++++ DATA LINES ++++

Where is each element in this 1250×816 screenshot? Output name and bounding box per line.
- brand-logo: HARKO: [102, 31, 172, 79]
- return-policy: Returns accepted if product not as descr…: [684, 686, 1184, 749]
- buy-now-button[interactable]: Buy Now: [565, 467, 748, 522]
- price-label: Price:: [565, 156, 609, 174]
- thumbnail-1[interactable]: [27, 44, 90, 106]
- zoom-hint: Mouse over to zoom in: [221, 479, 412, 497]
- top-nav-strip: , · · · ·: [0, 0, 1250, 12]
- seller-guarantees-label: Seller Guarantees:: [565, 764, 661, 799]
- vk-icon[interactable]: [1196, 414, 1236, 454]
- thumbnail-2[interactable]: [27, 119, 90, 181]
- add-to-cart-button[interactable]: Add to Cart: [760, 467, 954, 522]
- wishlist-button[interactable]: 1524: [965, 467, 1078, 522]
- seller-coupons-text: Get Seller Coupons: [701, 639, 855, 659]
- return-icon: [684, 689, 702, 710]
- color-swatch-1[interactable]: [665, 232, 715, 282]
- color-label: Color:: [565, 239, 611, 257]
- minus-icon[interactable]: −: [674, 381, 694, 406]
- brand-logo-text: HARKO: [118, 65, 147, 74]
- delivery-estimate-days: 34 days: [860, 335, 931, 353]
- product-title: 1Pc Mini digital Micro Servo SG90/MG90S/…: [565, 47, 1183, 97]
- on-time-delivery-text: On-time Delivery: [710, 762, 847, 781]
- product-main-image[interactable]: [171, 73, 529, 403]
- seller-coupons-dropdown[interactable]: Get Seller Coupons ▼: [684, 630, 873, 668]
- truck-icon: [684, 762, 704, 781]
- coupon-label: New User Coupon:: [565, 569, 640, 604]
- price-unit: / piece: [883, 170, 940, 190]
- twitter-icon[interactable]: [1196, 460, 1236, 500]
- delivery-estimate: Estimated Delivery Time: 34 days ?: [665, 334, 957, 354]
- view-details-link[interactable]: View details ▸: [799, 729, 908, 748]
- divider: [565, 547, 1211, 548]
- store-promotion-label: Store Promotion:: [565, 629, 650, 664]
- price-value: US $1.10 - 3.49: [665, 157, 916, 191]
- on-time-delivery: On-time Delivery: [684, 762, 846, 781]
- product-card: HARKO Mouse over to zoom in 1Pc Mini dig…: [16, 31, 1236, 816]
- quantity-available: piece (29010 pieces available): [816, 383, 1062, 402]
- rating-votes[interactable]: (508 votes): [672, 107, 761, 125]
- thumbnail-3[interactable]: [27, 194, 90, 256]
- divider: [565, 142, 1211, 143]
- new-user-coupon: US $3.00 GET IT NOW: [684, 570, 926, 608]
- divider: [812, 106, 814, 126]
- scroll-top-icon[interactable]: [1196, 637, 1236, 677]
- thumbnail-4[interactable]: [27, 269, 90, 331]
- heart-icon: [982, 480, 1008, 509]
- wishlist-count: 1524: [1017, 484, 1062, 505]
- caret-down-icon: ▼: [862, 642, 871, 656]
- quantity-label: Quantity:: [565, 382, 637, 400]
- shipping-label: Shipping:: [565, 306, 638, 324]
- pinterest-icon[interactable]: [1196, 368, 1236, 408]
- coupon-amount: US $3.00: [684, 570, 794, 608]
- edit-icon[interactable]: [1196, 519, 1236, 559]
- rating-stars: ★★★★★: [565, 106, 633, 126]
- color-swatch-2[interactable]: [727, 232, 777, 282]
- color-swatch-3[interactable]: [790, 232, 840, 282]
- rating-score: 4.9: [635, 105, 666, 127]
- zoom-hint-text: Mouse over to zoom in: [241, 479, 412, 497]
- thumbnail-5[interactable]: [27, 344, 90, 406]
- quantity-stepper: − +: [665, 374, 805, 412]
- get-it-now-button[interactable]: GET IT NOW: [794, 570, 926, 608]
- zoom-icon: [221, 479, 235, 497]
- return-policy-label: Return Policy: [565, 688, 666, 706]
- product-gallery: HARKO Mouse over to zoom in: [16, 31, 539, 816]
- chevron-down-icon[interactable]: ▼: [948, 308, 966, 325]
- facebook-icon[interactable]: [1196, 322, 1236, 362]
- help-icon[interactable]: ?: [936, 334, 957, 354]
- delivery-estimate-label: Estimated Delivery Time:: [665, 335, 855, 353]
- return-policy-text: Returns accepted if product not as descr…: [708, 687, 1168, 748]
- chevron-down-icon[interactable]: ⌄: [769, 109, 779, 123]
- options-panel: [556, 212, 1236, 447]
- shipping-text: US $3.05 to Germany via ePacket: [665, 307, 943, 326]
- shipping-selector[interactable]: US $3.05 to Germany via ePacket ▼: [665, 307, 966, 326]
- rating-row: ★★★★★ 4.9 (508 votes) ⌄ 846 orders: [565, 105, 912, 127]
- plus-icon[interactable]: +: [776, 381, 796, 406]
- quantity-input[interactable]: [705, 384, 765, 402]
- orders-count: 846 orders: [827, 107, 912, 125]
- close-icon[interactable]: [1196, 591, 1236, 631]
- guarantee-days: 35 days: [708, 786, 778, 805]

++++

- BRIEF -
Please quote all of the records above word for word, keeping every line in its original order.

- FULL ANSWER -
Where is each element in this 1250×816 screenshot? Output name and bounding box per line.
- brand-logo: HARKO: [102, 31, 172, 79]
- return-policy: Returns accepted if product not as descr…: [684, 686, 1184, 749]
- buy-now-button[interactable]: Buy Now: [565, 467, 748, 522]
- price-label: Price:: [565, 156, 609, 174]
- thumbnail-1[interactable]: [27, 44, 90, 106]
- zoom-hint: Mouse over to zoom in: [221, 479, 412, 497]
- top-nav-strip: , · · · ·: [0, 0, 1250, 12]
- seller-guarantees-label: Seller Guarantees:: [565, 764, 661, 799]
- vk-icon[interactable]: [1196, 414, 1236, 454]
- thumbnail-2[interactable]: [27, 119, 90, 181]
- add-to-cart-button[interactable]: Add to Cart: [760, 467, 954, 522]
- wishlist-button[interactable]: 1524: [965, 467, 1078, 522]
- seller-coupons-text: Get Seller Coupons: [701, 639, 855, 659]
- return-icon: [684, 689, 702, 710]
- color-swatch-1[interactable]: [665, 232, 715, 282]
- color-label: Color:: [565, 239, 611, 257]
- minus-icon[interactable]: −: [674, 381, 694, 406]
- brand-logo-text: HARKO: [118, 65, 147, 74]
- delivery-estimate-days: 34 days: [860, 335, 931, 353]
- product-title: 1Pc Mini digital Micro Servo SG90/MG90S/…: [565, 47, 1183, 97]
- on-time-delivery-text: On-time Delivery: [710, 762, 847, 781]
- product-main-image[interactable]: [171, 73, 529, 403]
- seller-coupons-dropdown[interactable]: Get Seller Coupons ▼: [684, 630, 873, 668]
- truck-icon: [684, 762, 704, 781]
- coupon-label: New User Coupon:: [565, 569, 640, 604]
- price-unit: / piece: [883, 170, 940, 190]
- twitter-icon[interactable]: [1196, 460, 1236, 500]
- delivery-estimate: Estimated Delivery Time: 34 days ?: [665, 334, 957, 354]
- view-details-link[interactable]: View details ▸: [799, 729, 908, 748]
- divider: [565, 547, 1211, 548]
- store-promotion-label: Store Promotion:: [565, 629, 650, 664]
- price-value: US $1.10 - 3.49: [665, 157, 916, 191]
- on-time-delivery: On-time Delivery: [684, 762, 846, 781]
- product-card: HARKO Mouse over to zoom in 1Pc Mini dig…: [16, 31, 1236, 816]
- quantity-available: piece (29010 pieces available): [816, 383, 1062, 402]
- rating-votes[interactable]: (508 votes): [672, 107, 761, 125]
- thumbnail-3[interactable]: [27, 194, 90, 256]
- divider: [565, 142, 1211, 143]
- new-user-coupon: US $3.00 GET IT NOW: [684, 570, 926, 608]
- divider: [812, 106, 814, 126]
- scroll-top-icon[interactable]: [1196, 637, 1236, 677]
- thumbnail-4[interactable]: [27, 269, 90, 331]
- heart-icon: [982, 480, 1008, 509]
- wishlist-count: 1524: [1017, 484, 1062, 505]
- caret-down-icon: ▼: [862, 642, 871, 656]
- quantity-label: Quantity:: [565, 382, 637, 400]
- shipping-label: Shipping:: [565, 306, 638, 324]
- pinterest-icon[interactable]: [1196, 368, 1236, 408]
- coupon-amount: US $3.00: [684, 570, 794, 608]
- edit-icon[interactable]: [1196, 519, 1236, 559]
- rating-stars: ★★★★★: [565, 106, 633, 126]
- color-swatch-2[interactable]: [727, 232, 777, 282]
- color-swatch-3[interactable]: [790, 232, 840, 282]
- rating-score: 4.9: [635, 105, 666, 127]
- zoom-hint-text: Mouse over to zoom in: [241, 479, 412, 497]
- thumbnail-5[interactable]: [27, 344, 90, 406]
- quantity-stepper: − +: [665, 374, 805, 412]
- get-it-now-button[interactable]: GET IT NOW: [794, 570, 926, 608]
- zoom-icon: [221, 479, 235, 497]
- return-policy-label: Return Policy: [565, 688, 666, 706]
- product-gallery: HARKO Mouse over to zoom in: [16, 31, 539, 816]
- chevron-down-icon[interactable]: ▼: [948, 308, 966, 325]
- facebook-icon[interactable]: [1196, 322, 1236, 362]
- help-icon[interactable]: ?: [936, 334, 957, 354]
- delivery-estimate-label: Estimated Delivery Time:: [665, 335, 855, 353]
- return-policy-text: Returns accepted if product not as descr…: [708, 687, 1168, 748]
- chevron-down-icon[interactable]: ⌄: [769, 109, 779, 123]
- options-panel: [556, 212, 1236, 447]
- shipping-text: US $3.05 to Germany via ePacket: [665, 307, 943, 326]
- shipping-selector[interactable]: US $3.05 to Germany via ePacket ▼: [665, 307, 966, 326]
- rating-row: ★★★★★ 4.9 (508 votes) ⌄ 846 orders: [565, 105, 912, 127]
- plus-icon[interactable]: +: [776, 381, 796, 406]
- quantity-input[interactable]: [705, 384, 765, 402]
- orders-count: 846 orders: [827, 107, 912, 125]
- close-icon[interactable]: [1196, 591, 1236, 631]
- guarantee-days: 35 days: [708, 786, 778, 805]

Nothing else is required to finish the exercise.